**** Information given ****
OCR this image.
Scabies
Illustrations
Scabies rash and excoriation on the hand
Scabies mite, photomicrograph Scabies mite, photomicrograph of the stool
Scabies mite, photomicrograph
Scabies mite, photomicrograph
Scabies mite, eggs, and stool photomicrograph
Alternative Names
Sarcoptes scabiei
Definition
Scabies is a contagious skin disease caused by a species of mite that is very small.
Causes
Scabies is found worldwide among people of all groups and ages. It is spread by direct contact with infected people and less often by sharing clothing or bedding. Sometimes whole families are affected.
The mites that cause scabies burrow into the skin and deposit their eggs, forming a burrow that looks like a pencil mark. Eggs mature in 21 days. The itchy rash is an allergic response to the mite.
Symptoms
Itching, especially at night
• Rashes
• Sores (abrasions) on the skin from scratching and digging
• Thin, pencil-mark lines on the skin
****
**** Information given ****
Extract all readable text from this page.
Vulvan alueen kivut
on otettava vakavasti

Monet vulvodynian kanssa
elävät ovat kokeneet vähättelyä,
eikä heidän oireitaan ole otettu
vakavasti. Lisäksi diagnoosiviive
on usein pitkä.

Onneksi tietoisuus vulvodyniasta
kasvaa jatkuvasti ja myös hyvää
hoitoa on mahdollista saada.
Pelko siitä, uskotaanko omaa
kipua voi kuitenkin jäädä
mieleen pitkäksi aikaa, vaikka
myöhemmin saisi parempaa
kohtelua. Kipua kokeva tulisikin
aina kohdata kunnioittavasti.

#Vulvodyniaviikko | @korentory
****
§ **What you will do**: Your answer should be a single number: the count of lines that contain "mite".

§ **Reply to the exercise**: 6